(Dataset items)
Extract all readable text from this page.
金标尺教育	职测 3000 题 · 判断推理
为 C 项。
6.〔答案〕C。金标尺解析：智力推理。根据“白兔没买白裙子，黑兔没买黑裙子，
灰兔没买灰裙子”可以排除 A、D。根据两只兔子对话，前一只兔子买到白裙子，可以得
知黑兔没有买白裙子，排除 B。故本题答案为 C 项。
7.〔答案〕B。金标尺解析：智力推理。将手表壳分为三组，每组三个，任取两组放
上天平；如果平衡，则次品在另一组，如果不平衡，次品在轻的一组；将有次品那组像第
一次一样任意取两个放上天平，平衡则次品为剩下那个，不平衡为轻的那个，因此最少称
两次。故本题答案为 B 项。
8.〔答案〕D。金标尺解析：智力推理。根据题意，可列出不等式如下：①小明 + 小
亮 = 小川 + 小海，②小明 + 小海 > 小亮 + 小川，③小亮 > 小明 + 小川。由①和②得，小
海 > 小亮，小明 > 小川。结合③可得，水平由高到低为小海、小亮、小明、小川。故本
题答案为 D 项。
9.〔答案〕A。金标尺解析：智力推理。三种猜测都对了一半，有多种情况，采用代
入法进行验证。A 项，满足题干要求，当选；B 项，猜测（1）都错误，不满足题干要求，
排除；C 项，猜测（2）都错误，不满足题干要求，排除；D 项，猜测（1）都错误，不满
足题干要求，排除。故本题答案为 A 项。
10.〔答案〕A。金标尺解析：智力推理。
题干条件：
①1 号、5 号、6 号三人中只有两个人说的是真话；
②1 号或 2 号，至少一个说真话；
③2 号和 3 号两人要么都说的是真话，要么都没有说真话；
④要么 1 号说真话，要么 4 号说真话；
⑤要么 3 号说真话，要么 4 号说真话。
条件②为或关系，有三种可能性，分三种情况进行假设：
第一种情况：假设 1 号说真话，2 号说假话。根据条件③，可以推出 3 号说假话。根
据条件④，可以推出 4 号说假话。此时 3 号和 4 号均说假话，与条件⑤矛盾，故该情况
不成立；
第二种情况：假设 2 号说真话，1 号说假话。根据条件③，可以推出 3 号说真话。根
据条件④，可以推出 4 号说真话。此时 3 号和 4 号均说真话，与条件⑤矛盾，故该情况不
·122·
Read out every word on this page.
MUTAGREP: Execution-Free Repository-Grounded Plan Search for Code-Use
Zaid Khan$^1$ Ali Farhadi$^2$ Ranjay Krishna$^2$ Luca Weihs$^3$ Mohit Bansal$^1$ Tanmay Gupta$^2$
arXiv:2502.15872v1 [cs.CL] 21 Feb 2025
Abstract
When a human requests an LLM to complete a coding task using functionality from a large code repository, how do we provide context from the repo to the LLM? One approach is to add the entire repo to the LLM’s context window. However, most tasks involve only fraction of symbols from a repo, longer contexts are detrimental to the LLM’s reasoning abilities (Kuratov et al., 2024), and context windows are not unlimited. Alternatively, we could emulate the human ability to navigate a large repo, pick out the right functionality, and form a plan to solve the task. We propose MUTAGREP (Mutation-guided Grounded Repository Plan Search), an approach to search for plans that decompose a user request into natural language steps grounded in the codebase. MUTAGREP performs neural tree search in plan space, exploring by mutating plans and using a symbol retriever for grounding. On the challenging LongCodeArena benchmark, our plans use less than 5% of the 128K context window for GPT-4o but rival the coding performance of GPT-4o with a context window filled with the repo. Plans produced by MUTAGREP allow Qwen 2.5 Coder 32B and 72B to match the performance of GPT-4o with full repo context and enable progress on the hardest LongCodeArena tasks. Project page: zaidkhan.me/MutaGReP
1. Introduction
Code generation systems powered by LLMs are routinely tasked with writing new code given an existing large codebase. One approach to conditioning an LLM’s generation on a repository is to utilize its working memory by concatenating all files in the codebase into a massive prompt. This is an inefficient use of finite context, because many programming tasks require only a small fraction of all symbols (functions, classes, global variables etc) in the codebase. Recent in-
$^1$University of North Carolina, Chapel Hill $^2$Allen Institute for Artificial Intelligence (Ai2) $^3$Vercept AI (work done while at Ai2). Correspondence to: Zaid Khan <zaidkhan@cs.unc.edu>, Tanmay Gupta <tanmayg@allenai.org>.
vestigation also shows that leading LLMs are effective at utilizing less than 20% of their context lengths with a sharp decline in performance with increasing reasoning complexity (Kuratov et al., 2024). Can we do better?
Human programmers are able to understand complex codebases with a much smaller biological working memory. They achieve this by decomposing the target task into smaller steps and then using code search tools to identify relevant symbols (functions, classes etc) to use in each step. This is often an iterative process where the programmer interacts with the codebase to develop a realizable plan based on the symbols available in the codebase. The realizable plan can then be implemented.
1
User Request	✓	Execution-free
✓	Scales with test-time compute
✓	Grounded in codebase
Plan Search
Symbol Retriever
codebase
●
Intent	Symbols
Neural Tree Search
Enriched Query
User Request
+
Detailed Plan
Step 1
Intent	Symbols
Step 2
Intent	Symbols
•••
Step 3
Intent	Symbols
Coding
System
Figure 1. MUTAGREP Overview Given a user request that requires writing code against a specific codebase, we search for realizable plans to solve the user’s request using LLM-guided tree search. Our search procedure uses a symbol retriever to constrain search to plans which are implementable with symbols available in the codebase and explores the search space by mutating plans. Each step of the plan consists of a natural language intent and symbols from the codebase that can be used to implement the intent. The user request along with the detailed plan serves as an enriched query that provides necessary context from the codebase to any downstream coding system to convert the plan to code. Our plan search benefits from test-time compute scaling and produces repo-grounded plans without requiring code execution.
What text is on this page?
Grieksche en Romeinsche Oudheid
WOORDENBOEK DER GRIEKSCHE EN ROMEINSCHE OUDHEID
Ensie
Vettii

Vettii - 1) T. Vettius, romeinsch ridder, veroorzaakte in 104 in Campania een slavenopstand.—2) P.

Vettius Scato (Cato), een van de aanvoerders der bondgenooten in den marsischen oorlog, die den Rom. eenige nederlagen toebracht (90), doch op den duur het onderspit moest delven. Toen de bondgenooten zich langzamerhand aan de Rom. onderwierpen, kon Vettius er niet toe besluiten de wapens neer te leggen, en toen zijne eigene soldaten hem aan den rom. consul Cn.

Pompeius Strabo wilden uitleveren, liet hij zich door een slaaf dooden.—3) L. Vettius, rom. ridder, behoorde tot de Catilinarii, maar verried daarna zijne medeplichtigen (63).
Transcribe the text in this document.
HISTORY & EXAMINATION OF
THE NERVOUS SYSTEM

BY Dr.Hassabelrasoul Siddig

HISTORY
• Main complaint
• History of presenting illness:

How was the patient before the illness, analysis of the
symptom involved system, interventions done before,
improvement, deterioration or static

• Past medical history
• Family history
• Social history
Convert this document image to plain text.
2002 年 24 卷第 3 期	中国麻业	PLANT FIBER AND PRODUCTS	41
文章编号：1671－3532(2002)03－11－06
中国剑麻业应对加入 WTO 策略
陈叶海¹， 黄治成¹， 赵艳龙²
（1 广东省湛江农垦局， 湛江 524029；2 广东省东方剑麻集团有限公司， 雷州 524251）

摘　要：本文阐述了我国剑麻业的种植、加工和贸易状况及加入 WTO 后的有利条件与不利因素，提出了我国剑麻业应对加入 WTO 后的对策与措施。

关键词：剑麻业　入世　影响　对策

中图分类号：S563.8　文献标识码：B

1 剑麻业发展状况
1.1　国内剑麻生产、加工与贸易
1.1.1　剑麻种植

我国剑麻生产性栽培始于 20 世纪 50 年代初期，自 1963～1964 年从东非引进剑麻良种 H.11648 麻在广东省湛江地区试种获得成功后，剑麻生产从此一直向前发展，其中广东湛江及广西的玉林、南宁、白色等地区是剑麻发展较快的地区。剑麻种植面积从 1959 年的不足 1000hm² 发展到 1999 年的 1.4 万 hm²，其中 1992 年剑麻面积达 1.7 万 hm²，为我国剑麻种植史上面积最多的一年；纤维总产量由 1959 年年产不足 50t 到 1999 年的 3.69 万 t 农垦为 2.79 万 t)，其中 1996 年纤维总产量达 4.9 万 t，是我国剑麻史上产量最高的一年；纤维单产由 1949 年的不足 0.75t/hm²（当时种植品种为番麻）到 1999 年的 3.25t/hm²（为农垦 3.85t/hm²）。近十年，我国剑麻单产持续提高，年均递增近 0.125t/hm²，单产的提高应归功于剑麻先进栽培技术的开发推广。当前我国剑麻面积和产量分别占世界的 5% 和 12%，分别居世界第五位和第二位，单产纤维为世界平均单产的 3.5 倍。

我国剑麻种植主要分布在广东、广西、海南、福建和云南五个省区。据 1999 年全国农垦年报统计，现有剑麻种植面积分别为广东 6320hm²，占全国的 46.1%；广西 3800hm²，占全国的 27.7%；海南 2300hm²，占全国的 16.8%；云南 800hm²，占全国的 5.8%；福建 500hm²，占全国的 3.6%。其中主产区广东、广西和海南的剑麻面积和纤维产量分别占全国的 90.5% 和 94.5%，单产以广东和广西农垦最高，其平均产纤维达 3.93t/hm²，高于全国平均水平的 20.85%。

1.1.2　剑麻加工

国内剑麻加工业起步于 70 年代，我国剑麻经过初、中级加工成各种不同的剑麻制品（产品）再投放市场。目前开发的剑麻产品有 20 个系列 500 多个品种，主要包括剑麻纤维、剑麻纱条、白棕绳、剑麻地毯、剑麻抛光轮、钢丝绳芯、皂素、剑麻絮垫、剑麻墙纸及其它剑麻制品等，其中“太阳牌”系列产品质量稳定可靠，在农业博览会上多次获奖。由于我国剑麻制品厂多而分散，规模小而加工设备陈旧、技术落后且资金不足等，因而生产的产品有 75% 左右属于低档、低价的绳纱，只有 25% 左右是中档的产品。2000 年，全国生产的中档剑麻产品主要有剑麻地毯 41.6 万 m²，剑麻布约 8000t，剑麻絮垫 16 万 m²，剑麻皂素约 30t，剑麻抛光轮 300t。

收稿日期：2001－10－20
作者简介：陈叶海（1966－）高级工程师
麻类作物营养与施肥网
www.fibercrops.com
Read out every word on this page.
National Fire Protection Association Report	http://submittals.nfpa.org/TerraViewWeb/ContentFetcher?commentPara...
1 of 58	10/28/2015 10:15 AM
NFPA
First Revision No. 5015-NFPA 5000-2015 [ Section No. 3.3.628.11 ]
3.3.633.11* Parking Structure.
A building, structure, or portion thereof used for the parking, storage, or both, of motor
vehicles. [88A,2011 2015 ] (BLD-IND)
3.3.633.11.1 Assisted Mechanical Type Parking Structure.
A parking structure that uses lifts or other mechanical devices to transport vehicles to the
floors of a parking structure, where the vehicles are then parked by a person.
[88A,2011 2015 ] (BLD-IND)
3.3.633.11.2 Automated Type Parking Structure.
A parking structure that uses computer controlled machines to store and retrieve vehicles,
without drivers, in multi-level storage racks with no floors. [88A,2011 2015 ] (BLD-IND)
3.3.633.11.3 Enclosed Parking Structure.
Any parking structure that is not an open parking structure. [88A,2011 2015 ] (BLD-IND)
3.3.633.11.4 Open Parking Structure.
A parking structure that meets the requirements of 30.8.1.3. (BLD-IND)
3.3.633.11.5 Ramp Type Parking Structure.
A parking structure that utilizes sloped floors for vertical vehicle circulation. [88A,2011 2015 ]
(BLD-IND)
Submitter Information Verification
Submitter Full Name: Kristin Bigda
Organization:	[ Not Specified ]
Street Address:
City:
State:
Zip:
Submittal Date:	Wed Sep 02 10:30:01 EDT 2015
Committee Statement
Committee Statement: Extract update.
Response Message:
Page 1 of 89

■ Aim: Reproduce every line from the entries that holds the word "可以推出".

■ Task answer:
第一种情况：假设 1 号说真话，2 号说假话。根据条件③，可以推出 3 号说假话。根
据条件④，可以推出 4 号说假话。此时 3 号和 4 号均说假话，与条件⑤矛盾，故该情况
第二种情况：假设 2 号说真话，1 号说假话。根据条件③，可以推出 3 号说真话。根
据条件④，可以推出 4 号说真话。此时 3 号和 4 号均说真话，与条件⑤矛盾，故该情况不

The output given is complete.